» **Given instruction**
Search the data for the word "your" and copy every line that contains it.

» **Record excerpts**
=====
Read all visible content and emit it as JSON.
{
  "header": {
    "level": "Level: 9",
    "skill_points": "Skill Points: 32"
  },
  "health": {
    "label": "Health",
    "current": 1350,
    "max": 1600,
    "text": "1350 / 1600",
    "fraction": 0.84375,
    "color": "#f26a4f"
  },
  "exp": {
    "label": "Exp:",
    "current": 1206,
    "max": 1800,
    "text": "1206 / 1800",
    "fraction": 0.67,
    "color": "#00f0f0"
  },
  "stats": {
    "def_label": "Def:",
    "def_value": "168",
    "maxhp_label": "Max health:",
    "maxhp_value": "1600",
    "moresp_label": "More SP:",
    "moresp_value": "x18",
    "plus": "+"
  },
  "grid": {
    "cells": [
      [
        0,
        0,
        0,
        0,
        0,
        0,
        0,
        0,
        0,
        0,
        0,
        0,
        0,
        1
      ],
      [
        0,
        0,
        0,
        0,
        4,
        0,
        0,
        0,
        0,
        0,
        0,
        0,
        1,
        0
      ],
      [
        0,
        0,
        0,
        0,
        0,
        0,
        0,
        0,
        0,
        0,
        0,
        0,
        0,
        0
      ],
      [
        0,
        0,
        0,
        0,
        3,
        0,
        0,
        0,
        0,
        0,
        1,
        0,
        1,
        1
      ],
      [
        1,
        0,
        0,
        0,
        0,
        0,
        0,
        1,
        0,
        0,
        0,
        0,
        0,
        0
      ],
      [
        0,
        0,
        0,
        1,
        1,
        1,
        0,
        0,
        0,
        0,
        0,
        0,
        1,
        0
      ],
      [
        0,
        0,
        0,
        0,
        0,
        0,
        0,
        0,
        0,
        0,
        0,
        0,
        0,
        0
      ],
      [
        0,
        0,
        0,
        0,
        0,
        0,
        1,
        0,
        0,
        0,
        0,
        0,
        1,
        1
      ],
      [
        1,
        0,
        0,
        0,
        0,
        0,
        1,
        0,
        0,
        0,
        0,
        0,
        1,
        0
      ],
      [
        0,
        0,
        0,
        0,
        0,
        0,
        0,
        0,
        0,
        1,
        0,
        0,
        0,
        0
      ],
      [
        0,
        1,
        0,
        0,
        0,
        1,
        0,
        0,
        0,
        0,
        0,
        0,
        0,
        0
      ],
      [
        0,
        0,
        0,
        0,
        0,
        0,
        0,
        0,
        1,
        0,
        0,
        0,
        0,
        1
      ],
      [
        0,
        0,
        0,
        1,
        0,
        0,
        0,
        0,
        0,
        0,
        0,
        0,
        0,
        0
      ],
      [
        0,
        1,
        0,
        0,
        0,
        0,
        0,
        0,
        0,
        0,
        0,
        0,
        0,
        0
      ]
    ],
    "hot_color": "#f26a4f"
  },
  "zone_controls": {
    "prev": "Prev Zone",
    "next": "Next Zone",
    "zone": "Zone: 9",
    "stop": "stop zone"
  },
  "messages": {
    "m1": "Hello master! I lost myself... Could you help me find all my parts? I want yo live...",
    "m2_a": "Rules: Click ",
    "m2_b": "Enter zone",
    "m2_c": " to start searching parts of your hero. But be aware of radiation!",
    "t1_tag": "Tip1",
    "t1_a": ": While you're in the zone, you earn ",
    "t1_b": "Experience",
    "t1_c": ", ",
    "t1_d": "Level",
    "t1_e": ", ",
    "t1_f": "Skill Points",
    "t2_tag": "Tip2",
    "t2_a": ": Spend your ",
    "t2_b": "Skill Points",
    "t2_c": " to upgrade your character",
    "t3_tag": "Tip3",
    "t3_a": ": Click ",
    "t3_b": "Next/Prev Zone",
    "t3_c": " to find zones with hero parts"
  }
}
=====
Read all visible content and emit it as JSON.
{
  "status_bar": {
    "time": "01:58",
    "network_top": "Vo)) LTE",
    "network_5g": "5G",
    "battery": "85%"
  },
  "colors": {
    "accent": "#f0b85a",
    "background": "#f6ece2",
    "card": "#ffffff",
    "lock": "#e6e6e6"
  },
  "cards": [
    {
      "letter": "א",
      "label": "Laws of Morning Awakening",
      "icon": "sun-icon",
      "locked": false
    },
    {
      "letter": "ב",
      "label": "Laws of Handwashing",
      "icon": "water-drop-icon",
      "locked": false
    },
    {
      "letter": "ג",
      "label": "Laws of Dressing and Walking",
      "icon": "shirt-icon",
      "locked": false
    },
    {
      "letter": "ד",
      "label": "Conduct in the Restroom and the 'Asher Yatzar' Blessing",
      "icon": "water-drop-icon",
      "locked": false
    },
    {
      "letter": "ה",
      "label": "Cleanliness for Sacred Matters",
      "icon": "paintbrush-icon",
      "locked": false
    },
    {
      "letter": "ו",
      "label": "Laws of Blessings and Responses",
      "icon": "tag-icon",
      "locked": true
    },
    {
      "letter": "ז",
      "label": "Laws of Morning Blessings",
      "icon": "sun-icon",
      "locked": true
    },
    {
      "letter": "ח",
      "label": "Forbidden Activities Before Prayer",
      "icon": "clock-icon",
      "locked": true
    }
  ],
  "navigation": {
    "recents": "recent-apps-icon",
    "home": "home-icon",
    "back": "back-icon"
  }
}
=====
» **Result of the exercise**
    "m2_c": " to start searching parts of your hero. But be aware of radiation!",
    "t2_a": ": Spend your ",
    "t2_c": " to upgrade your character",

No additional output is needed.